◆ **The request**
Below are entries to be transcribed exactly; exclude the pictures from the copy.

◆ **Items**
##############################

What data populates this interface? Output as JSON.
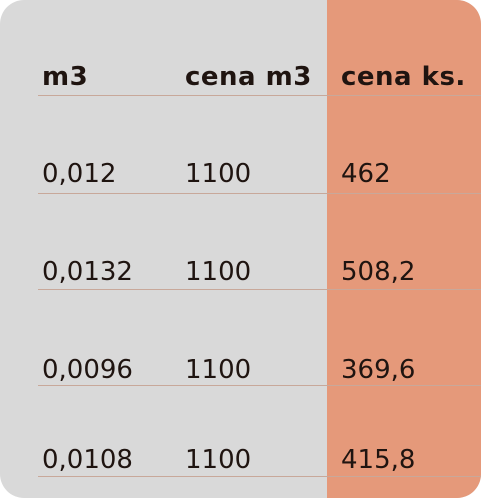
{
  "table": {
    "headers": [
      "m3",
      "cena m3",
      "cena ks."
    ],
    "rows": [
      [
        "0,012",
        "1100",
        "462"
      ],
      [
        "0,0132",
        "1100",
        "508,2"
      ],
      [
        "0,0096",
        "1100",
        "369,6"
      ],
      [
        "0,0108",
        "1100",
        "415,8"
      ]
    ]
  },
  "colors": {
    "background": "#d9d9d9",
    "highlight_column": "#e5997a",
    "text": "#1f1410",
    "divider": "#c8a89a"
  }
}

##############################

◆ **The answer**
What data populates this interface? Output as JSON.
{
  "table": {
    "headers": [
      "m3",
      "cena m3",
      "cena ks."
    ],
    "rows": [
      [
        "0,012",
        "1100",
        "462"
      ],
      [
        "0,0132",
        "1100",
        "508,2"
      ],
      [
        "0,0096",
        "1100",
        "369,6"
      ],
      [
        "0,0108",
        "1100",
        "415,8"
      ]
    ]
  },
  "colors": {
    "background": "#d9d9d9",
    "highlight_column": "#e5997a",
    "text": "#1f1410",
    "divider": "#c8a89a"
  }
}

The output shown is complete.